_Required work_: Return the listing word for word, as given.
-- start Records for this task --
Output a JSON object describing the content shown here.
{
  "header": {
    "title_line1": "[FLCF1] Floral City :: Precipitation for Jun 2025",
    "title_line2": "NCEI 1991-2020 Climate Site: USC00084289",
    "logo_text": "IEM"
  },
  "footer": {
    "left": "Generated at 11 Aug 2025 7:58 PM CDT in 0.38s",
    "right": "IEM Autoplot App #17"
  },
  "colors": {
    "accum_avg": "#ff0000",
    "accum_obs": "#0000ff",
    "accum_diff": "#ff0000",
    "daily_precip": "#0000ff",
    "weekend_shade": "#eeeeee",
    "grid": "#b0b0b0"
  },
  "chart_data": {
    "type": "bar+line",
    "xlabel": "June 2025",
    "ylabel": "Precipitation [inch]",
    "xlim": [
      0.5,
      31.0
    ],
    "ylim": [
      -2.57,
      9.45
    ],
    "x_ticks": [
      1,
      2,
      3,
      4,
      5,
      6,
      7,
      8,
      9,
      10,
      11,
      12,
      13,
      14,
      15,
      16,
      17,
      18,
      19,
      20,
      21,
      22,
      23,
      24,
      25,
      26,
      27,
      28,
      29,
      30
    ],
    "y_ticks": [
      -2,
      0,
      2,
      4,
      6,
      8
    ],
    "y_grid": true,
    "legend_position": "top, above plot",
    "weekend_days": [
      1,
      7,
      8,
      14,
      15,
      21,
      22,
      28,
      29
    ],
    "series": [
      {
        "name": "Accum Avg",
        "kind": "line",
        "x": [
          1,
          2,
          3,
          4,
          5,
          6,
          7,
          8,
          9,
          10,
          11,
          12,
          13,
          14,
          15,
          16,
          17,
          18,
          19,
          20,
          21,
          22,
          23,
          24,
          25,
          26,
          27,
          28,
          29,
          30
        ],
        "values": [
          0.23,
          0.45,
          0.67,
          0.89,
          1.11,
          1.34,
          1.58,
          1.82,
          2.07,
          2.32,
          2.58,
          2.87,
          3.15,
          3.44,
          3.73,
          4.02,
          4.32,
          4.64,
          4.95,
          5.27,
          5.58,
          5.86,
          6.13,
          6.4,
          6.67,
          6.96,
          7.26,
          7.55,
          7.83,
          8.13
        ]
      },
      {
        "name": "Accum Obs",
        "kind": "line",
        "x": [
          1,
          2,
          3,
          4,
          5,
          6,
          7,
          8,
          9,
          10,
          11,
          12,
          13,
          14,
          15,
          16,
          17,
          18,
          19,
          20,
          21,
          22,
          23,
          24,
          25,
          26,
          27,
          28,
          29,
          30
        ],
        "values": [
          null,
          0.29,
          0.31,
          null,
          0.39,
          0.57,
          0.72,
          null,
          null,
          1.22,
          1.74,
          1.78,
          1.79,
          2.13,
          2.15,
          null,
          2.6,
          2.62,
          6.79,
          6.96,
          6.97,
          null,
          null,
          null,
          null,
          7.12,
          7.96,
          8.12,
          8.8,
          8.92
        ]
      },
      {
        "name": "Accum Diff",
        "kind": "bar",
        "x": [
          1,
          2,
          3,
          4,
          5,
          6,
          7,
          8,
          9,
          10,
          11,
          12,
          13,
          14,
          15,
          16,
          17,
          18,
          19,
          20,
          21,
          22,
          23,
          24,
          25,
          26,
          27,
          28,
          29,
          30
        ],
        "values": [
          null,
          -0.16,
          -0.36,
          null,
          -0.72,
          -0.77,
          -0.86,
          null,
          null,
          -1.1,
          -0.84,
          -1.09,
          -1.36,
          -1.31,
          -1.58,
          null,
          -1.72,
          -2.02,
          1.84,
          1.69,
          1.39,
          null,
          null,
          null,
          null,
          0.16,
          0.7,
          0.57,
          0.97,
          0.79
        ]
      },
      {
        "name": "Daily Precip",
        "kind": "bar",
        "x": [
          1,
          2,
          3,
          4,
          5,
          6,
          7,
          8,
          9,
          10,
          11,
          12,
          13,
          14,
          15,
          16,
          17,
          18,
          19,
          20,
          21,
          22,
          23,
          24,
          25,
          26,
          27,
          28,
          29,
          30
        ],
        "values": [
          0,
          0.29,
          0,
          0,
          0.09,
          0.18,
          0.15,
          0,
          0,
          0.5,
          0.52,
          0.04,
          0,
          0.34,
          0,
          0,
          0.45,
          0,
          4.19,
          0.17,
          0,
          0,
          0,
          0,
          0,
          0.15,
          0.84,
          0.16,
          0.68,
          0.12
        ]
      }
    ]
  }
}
-- end Records for this task --
_Right answer_:
Output a JSON object describing the content shown here.
{
  "header": {
    "title_line1": "[FLCF1] Floral City :: Precipitation for Jun 2025",
    "title_line2": "NCEI 1991-2020 Climate Site: USC00084289",
    "logo_text": "IEM"
  },
  "footer": {
    "left": "Generated at 11 Aug 2025 7:58 PM CDT in 0.38s",
    "right": "IEM Autoplot App #17"
  },
  "colors": {
    "accum_avg": "#ff0000",
    "accum_obs": "#0000ff",
    "accum_diff": "#ff0000",
    "daily_precip": "#0000ff",
    "weekend_shade": "#eeeeee",
    "grid": "#b0b0b0"
  },
  "chart_data": {
    "type": "bar+line",
    "xlabel": "June 2025",
    "ylabel": "Precipitation [inch]",
    "xlim": [
      0.5,
      31.0
    ],
    "ylim": [
      -2.57,
      9.45
    ],
    "x_ticks": [
      1,
      2,
      3,
      4,
      5,
      6,
      7,
      8,
      9,
      10,
      11,
      12,
      13,
      14,
      15,
      16,
      17,
      18,
      19,
      20,
      21,
      22,
      23,
      24,
      25,
      26,
      27,
      28,
      29,
      30
    ],
    "y_ticks": [
      -2,
      0,
      2,
      4,
      6,
      8
    ],
    "y_grid": true,
    "legend_position": "top, above plot",
    "weekend_days": [
      1,
      7,
      8,
      14,
      15,
      21,
      22,
      28,
      29
    ],
    "series": [
      {
        "name": "Accum Avg",
        "kind": "line",
        "x": [
          1,
          2,
          3,
          4,
          5,
          6,
          7,
          8,
          9,
          10,
          11,
          12,
          13,
          14,
          15,
          16,
          17,
          18,
          19,
          20,
          21,
          22,
          23,
          24,
          25,
          26,
          27,
          28,
          29,
          30
        ],
        "values": [
          0.23,
          0.45,
          0.67,
          0.89,
          1.11,
          1.34,
          1.58,
          1.82,
          2.07,
          2.32,
          2.58,
          2.87,
          3.15,
          3.44,
          3.73,
          4.02,
          4.32,
          4.64,
          4.95,
          5.27,
          5.58,
          5.86,
          6.13,
          6.4,
          6.67,
          6.96,
          7.26,
          7.55,
          7.83,
          8.13
        ]
      },
      {
        "name": "Accum Obs",
        "kind": "line",
        "x": [
          1,
          2,
          3,
          4,
          5,
          6,
          7,
          8,
          9,
          10,
          11,
          12,
          13,
          14,
          15,
          16,
          17,
          18,
          19,
          20,
          21,
          22,
          23,
          24,
          25,
          26,
          27,
          28,
          29,
          30
        ],
        "values": [
          null,
          0.29,
          0.31,
          null,
          0.39,
          0.57,
          0.72,
          null,
          null,
          1.22,
          1.74,
          1.78,
          1.79,
          2.13,
          2.15,
          null,
          2.6,
          2.62,
          6.79,
          6.96,
          6.97,
          null,
          null,
          null,
          null,
          7.12,
          7.96,
          8.12,
          8.8,
          8.92
        ]
      },
      {
        "name": "Accum Diff",
        "kind": "bar",
        "x": [
          1,
          2,
          3,
          4,
          5,
          6,
          7,
          8,
          9,
          10,
          11,
          12,
          13,
          14,
          15,
          16,
          17,
          18,
          19,
          20,
          21,
          22,
          23,
          24,
          25,
          26,
          27,
          28,
          29,
          30
        ],
        "values": [
          null,
          -0.16,
          -0.36,
          null,
          -0.72,
          -0.77,
          -0.86,
          null,
          null,
          -1.1,
          -0.84,
          -1.09,
          -1.36,
          -1.31,
          -1.58,
          null,
          -1.72,
          -2.02,
          1.84,
          1.69,
          1.39,
          null,
          null,
          null,
          null,
          0.16,
          0.7,
          0.57,
          0.97,
          0.79
        ]
      },
      {
        "name": "Daily Precip",
        "kind": "bar",
        "x": [
          1,
          2,
          3,
          4,
          5,
          6,
          7,
          8,
          9,
          10,
          11,
          12,
          13,
          14,
          15,
          16,
          17,
          18,
          19,
          20,
          21,
          22,
          23,
          24,
          25,
          26,
          27,
          28,
          29,
          30
        ],
        "values": [
          0,
          0.29,
          0,
          0,
          0.09,
          0.18,
          0.15,
          0,
          0,
          0.5,
          0.52,
          0.04,
          0,
          0.34,
          0,
          0,
          0.45,
          0,
          4.19,
          0.17,
          0,
          0,
          0,
          0,
          0,
          0.15,
          0.84,
          0.16,
          0.68,
          0.12
        ]
      }
    ]
  }
}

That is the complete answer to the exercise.